╔══
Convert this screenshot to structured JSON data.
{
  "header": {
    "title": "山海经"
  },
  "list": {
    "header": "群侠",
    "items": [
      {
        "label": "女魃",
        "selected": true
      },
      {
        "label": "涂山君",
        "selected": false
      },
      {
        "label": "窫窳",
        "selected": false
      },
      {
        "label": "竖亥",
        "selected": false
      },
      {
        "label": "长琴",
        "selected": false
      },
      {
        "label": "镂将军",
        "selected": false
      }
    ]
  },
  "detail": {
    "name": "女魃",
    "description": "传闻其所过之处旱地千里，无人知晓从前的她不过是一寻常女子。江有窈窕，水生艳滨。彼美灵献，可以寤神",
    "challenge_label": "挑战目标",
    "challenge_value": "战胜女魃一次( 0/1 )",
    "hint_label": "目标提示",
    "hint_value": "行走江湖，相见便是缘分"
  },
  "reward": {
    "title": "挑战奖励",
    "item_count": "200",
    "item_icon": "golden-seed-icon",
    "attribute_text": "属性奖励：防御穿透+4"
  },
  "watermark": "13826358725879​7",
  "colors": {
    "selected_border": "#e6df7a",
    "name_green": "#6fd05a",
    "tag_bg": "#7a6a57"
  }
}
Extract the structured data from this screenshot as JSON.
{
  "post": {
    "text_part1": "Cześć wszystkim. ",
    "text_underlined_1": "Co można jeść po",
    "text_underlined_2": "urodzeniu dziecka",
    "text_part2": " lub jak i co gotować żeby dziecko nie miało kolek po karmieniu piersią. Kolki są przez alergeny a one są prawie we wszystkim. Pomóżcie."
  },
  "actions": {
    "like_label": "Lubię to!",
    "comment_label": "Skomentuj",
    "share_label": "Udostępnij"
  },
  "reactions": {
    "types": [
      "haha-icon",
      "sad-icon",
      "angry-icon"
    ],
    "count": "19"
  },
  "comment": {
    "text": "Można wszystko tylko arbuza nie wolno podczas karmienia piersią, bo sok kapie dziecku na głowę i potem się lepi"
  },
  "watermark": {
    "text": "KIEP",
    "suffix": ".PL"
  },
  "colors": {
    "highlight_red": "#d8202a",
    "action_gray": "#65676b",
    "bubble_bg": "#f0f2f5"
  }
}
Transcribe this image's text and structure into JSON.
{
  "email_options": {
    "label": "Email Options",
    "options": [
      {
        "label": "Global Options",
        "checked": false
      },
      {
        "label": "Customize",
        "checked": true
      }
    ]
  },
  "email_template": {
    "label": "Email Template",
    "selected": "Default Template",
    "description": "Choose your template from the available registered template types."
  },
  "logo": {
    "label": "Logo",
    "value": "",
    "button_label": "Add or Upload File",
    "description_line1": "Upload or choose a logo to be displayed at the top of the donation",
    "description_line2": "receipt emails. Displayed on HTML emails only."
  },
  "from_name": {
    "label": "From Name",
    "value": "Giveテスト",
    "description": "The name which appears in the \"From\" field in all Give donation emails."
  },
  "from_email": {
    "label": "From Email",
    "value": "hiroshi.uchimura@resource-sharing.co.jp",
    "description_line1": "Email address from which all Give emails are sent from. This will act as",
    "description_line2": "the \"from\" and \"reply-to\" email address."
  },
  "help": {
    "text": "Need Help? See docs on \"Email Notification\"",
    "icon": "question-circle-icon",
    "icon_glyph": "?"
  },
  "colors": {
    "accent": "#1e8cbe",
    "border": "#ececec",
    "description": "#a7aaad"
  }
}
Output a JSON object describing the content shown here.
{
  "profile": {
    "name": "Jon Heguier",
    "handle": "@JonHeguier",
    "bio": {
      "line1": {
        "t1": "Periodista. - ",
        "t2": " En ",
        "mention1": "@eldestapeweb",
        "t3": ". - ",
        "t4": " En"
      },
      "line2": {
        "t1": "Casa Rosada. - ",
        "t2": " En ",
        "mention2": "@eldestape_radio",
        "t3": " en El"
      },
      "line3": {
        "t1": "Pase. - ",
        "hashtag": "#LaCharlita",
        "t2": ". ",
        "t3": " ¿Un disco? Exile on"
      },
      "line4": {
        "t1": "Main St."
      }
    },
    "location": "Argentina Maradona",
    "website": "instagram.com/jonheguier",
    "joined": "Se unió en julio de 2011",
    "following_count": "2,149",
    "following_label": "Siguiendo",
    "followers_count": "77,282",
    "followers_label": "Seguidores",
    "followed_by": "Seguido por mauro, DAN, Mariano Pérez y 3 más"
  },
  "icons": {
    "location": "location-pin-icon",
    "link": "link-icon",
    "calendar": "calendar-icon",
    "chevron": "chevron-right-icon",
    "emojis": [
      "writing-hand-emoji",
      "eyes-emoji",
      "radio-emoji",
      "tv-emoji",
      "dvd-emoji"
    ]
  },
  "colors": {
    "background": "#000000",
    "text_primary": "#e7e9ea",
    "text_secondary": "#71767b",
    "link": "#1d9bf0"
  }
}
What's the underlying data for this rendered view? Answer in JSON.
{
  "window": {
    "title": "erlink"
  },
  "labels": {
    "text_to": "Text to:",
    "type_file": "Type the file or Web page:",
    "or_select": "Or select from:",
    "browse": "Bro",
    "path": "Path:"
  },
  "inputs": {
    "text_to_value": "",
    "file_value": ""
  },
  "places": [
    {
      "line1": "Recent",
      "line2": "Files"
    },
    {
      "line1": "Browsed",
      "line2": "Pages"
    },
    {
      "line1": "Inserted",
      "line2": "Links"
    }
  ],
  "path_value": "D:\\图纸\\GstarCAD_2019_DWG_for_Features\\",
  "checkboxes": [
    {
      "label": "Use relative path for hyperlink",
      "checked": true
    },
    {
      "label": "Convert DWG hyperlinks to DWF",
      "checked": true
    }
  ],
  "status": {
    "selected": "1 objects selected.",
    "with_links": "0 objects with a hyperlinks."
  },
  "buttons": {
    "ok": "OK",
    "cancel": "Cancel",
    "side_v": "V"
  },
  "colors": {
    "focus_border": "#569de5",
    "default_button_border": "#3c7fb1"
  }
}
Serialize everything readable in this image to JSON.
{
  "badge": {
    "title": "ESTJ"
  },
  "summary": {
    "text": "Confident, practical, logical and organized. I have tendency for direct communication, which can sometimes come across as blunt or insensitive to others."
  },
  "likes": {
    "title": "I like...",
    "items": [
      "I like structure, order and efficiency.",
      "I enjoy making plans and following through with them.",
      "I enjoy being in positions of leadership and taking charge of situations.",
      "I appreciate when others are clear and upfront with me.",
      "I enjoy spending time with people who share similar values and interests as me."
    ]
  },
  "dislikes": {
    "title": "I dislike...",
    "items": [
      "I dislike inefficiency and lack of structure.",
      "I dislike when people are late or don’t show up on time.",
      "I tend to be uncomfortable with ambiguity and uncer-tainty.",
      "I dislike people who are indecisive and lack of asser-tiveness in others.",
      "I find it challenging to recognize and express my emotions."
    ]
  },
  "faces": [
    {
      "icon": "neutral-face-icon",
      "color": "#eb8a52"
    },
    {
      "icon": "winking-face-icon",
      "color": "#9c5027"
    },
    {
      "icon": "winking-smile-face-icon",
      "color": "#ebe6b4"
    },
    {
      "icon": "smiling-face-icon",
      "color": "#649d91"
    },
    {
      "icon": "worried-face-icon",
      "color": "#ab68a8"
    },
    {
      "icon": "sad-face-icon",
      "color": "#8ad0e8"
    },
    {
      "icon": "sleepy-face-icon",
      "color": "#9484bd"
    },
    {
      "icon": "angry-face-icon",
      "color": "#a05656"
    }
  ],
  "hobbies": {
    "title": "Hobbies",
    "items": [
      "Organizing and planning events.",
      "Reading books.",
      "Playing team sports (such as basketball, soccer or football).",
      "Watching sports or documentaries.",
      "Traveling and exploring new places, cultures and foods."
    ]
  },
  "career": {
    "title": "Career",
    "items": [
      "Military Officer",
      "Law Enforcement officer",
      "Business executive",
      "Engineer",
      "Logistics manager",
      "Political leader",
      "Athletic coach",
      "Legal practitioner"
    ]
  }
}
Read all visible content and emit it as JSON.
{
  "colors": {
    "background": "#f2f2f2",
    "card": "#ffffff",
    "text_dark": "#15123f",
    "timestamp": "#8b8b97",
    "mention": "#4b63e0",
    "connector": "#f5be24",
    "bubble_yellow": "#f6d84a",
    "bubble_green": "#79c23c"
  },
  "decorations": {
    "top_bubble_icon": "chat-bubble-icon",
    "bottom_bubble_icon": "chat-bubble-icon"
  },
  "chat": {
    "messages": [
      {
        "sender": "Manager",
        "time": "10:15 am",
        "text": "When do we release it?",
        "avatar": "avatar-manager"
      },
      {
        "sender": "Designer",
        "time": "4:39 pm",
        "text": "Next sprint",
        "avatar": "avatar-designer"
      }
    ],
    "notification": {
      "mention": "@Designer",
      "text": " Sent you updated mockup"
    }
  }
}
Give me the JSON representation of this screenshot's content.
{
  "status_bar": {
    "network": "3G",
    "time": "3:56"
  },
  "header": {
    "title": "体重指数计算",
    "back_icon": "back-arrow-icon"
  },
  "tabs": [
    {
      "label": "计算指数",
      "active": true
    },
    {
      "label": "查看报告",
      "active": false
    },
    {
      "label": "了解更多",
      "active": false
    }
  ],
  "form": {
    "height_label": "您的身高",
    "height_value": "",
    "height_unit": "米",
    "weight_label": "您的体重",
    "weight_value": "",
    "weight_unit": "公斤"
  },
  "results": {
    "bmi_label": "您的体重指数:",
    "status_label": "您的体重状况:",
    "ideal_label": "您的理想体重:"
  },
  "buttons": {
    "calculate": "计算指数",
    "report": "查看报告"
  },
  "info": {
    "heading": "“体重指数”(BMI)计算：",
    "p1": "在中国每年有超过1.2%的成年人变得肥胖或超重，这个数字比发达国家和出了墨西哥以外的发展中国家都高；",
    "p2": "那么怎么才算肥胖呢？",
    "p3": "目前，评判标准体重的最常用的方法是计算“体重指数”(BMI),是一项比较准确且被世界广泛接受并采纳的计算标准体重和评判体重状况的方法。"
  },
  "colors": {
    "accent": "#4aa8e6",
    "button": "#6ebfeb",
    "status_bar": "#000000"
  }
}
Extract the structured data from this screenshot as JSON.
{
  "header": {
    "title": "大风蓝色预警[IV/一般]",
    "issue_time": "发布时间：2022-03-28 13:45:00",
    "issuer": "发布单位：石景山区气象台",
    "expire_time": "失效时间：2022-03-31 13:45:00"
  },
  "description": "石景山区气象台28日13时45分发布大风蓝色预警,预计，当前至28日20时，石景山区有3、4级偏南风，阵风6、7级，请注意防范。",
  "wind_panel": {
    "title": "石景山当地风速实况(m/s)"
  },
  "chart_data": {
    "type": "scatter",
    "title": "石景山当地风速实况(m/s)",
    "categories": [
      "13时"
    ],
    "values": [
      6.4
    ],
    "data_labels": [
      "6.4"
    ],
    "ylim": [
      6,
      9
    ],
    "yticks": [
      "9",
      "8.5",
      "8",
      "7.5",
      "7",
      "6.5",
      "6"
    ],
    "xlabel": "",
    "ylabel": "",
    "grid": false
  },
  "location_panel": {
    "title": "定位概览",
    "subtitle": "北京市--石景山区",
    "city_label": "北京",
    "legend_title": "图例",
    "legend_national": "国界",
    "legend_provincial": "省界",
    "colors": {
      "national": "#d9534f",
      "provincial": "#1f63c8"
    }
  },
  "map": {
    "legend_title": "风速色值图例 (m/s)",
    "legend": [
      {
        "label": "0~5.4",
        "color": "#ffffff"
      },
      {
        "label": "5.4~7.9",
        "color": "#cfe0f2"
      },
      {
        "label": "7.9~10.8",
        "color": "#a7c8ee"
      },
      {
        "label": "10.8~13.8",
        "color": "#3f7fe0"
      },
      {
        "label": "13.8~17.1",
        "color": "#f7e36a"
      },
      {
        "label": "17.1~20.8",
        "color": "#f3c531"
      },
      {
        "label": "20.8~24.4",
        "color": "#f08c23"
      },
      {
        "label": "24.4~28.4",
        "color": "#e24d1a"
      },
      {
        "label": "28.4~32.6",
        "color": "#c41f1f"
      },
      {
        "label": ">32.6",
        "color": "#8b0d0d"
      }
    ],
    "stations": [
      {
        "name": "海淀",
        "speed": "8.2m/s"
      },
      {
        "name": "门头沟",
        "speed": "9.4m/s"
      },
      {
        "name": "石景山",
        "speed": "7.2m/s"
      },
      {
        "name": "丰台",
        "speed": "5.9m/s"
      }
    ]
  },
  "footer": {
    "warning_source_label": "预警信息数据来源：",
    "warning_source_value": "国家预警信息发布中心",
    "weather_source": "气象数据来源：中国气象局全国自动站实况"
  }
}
╚══
**EXERCISE REQUIREMENTS:** In the entries above, locate every line with the word "wszystkim" and copy it.

**TASK OUTPUT:**
    "text_part1": "Cześć wszystkim. ",
    "text_part2": " lub jak i co gotować żeby dziecko nie miało kolek po karmieniu piersią. Kolki są przez alergeny a one są prawie we wszystkim. Pomóżcie."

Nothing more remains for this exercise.